Records from a dataset:
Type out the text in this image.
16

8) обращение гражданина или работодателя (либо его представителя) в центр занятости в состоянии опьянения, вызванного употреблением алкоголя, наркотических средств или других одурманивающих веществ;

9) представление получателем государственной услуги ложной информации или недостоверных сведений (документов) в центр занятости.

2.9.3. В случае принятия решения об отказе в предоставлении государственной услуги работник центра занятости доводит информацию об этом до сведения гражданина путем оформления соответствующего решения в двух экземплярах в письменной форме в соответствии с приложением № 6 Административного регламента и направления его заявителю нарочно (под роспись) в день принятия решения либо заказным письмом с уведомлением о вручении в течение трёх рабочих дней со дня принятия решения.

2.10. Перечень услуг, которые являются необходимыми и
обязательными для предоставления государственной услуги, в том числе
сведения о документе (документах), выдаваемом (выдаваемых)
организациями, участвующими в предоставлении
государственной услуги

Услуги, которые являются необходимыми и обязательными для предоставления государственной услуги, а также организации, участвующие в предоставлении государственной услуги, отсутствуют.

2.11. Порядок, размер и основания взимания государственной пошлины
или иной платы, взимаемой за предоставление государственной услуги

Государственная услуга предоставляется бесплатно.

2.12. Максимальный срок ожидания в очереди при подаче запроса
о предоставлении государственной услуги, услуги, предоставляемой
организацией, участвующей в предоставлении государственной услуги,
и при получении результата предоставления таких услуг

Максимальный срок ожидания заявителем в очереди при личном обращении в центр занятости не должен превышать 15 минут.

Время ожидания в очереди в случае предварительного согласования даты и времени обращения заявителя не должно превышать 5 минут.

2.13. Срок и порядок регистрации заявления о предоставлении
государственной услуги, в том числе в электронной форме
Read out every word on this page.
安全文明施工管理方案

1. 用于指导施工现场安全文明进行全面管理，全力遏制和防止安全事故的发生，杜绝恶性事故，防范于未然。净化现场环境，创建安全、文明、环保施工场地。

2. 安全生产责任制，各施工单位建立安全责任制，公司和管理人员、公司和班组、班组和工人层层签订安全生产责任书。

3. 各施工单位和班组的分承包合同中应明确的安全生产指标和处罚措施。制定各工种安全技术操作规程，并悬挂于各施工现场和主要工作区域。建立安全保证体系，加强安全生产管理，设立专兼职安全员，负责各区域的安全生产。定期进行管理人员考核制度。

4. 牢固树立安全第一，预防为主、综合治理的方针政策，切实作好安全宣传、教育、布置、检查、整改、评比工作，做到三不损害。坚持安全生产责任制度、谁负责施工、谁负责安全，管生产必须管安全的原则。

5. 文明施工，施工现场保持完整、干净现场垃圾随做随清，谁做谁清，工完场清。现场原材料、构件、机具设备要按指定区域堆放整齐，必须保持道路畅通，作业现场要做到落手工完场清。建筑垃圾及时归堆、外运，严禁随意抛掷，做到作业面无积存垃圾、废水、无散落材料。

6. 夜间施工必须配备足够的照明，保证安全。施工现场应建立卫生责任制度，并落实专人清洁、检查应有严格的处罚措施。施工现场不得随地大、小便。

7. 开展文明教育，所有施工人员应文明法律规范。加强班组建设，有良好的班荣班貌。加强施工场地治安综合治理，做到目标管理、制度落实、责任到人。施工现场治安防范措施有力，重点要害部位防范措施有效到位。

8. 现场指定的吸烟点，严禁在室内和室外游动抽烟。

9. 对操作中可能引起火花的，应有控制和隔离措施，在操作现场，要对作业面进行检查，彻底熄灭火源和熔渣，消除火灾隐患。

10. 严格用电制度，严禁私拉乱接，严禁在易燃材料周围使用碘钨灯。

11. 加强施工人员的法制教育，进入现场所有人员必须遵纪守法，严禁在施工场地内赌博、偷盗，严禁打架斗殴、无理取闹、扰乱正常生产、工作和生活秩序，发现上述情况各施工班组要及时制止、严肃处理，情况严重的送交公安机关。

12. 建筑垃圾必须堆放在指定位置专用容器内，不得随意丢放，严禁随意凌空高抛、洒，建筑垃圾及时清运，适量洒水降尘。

→ Instructions to follow
Print every record exactly as it was given.

→ Finished exercise
Type out the text in this image.
16

8) обращение гражданина или работодателя (либо его представителя) в центр занятости в состоянии опьянения, вызванного употреблением алкоголя, наркотических средств или других одурманивающих веществ;

9) представление получателем государственной услуги ложной информации или недостоверных сведений (документов) в центр занятости.

2.9.3. В случае принятия решения об отказе в предоставлении государственной услуги работник центра занятости доводит информацию об этом до сведения гражданина путем оформления соответствующего решения в двух экземплярах в письменной форме в соответствии с приложением № 6 Административного регламента и направления его заявителю нарочно (под роспись) в день принятия решения либо заказным письмом с уведомлением о вручении в течение трёх рабочих дней со дня принятия решения.

2.10. Перечень услуг, которые являются необходимыми и
обязательными для предоставления государственной услуги, в том числе
сведения о документе (документах), выдаваемом (выдаваемых)
организациями, участвующими в предоставлении
государственной услуги

Услуги, которые являются необходимыми и обязательными для предоставления государственной услуги, а также организации, участвующие в предоставлении государственной услуги, отсутствуют.

2.11. Порядок, размер и основания взимания государственной пошлины
или иной платы, взимаемой за предоставление государственной услуги

Государственная услуга предоставляется бесплатно.

2.12. Максимальный срок ожидания в очереди при подаче запроса
о предоставлении государственной услуги, услуги, предоставляемой
организацией, участвующей в предоставлении государственной услуги,
и при получении результата предоставления таких услуг

Максимальный срок ожидания заявителем в очереди при личном обращении в центр занятости не должен превышать 15 минут.

Время ожидания в очереди в случае предварительного согласования даты и времени обращения заявителя не должно превышать 5 минут.

2.13. Срок и порядок регистрации заявления о предоставлении
государственной услуги, в том числе в электронной форме
Read out every word on this page.
安全文明施工管理方案

1. 用于指导施工现场安全文明进行全面管理，全力遏制和防止安全事故的发生，杜绝恶性事故，防范于未然。净化现场环境，创建安全、文明、环保施工场地。

2. 安全生产责任制，各施工单位建立安全责任制，公司和管理人员、公司和班组、班组和工人层层签订安全生产责任书。

3. 各施工单位和班组的分承包合同中应明确的安全生产指标和处罚措施。制定各工种安全技术操作规程，并悬挂于各施工现场和主要工作区域。建立安全保证体系，加强安全生产管理，设立专兼职安全员，负责各区域的安全生产。定期进行管理人员考核制度。

4. 牢固树立安全第一，预防为主、综合治理的方针政策，切实作好安全宣传、教育、布置、检查、整改、评比工作，做到三不损害。坚持安全生产责任制度、谁负责施工、谁负责安全，管生产必须管安全的原则。

5. 文明施工，施工现场保持完整、干净现场垃圾随做随清，谁做谁清，工完场清。现场原材料、构件、机具设备要按指定区域堆放整齐，必须保持道路畅通，作业现场要做到落手工完场清。建筑垃圾及时归堆、外运，严禁随意抛掷，做到作业面无积存垃圾、废水、无散落材料。

6. 夜间施工必须配备足够的照明，保证安全。施工现场应建立卫生责任制度，并落实专人清洁、检查应有严格的处罚措施。施工现场不得随地大、小便。

7. 开展文明教育，所有施工人员应文明法律规范。加强班组建设，有良好的班荣班貌。加强施工场地治安综合治理，做到目标管理、制度落实、责任到人。施工现场治安防范措施有力，重点要害部位防范措施有效到位。

8. 现场指定的吸烟点，严禁在室内和室外游动抽烟。

9. 对操作中可能引起火花的，应有控制和隔离措施，在操作现场，要对作业面进行检查，彻底熄灭火源和熔渣，消除火灾隐患。

10. 严格用电制度，严禁私拉乱接，严禁在易燃材料周围使用碘钨灯。

11. 加强施工人员的法制教育，进入现场所有人员必须遵纪守法，严禁在施工场地内赌博、偷盗，严禁打架斗殴、无理取闹、扰乱正常生产、工作和生活秩序，发现上述情况各施工班组要及时制止、严肃处理，情况严重的送交公安机关。

12. 建筑垃圾必须堆放在指定位置专用容器内，不得随意丢放，严禁随意凌空高抛、洒，建筑垃圾及时清运，适量洒水降尘。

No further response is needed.